▶

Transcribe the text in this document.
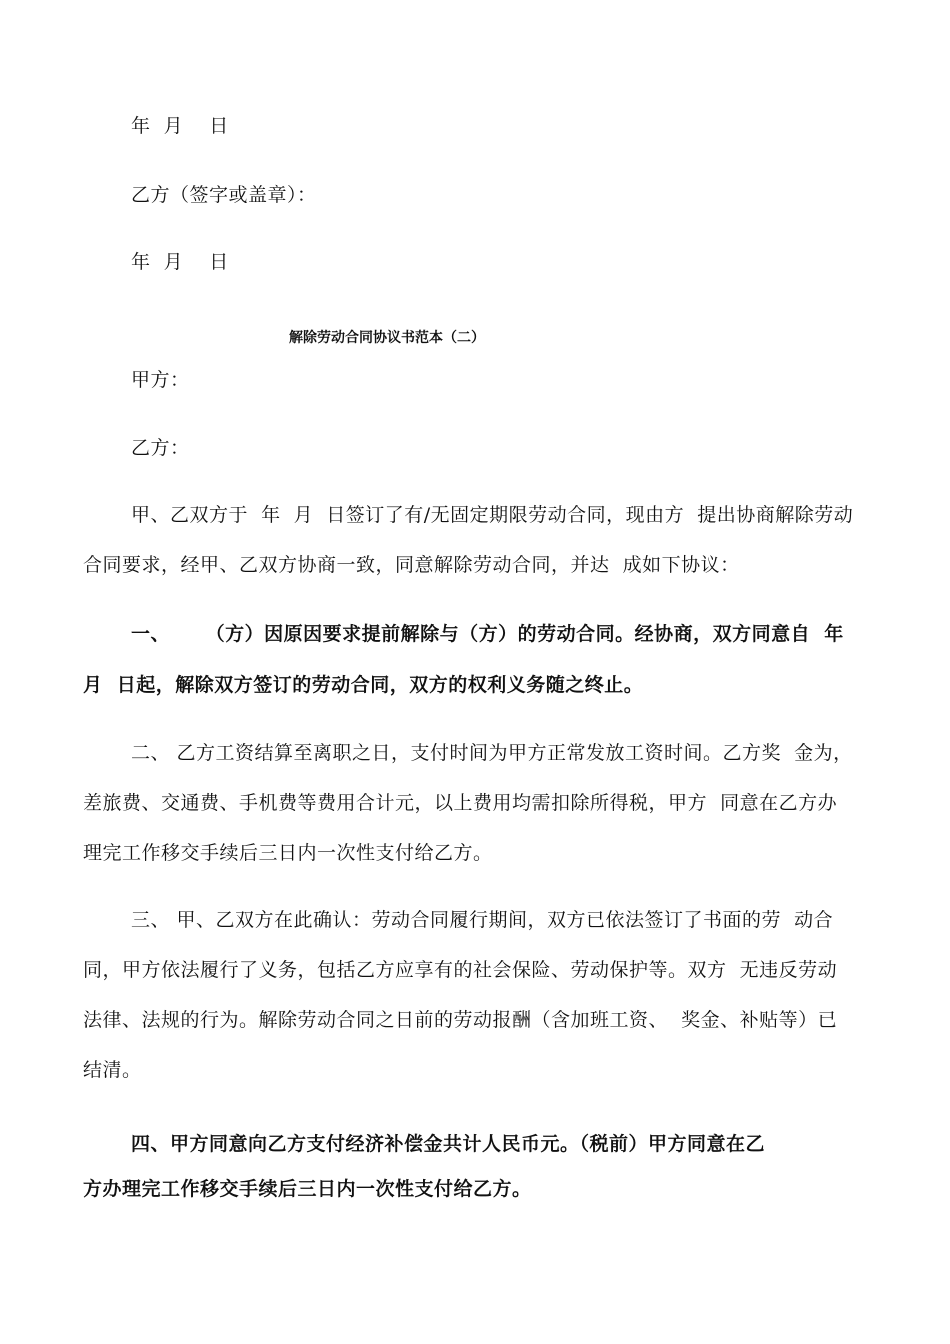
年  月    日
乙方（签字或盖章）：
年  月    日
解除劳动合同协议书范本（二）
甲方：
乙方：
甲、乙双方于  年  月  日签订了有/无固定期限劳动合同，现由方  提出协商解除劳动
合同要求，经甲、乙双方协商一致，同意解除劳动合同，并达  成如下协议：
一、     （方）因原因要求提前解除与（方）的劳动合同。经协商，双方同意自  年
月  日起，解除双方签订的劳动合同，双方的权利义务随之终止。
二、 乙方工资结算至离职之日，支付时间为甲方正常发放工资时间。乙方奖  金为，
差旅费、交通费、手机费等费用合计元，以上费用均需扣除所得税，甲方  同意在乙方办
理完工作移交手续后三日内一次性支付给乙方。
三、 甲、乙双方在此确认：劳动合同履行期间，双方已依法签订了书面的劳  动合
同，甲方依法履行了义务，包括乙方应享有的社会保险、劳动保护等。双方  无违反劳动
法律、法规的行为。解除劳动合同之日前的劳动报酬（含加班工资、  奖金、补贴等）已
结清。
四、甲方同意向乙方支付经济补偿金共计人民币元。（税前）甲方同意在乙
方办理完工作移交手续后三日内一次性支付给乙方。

◀

### Your instructions
Leave the pictures out and copy the rest of the data exactly.

### Final result
Transcribe the text in this document.
年  月    日
乙方（签字或盖章）：
年  月    日
解除劳动合同协议书范本（二）
甲方：
乙方：
甲、乙双方于  年  月  日签订了有/无固定期限劳动合同，现由方  提出协商解除劳动
合同要求，经甲、乙双方协商一致，同意解除劳动合同，并达  成如下协议：
一、     （方）因原因要求提前解除与（方）的劳动合同。经协商，双方同意自  年
月  日起，解除双方签订的劳动合同，双方的权利义务随之终止。
二、 乙方工资结算至离职之日，支付时间为甲方正常发放工资时间。乙方奖  金为，
差旅费、交通费、手机费等费用合计元，以上费用均需扣除所得税，甲方  同意在乙方办
理完工作移交手续后三日内一次性支付给乙方。
三、 甲、乙双方在此确认：劳动合同履行期间，双方已依法签订了书面的劳  动合
同，甲方依法履行了义务，包括乙方应享有的社会保险、劳动保护等。双方  无违反劳动
法律、法规的行为。解除劳动合同之日前的劳动报酬（含加班工资、  奖金、补贴等）已
结清。
四、甲方同意向乙方支付经济补偿金共计人民币元。（税前）甲方同意在乙
方办理完工作移交手续后三日内一次性支付给乙方。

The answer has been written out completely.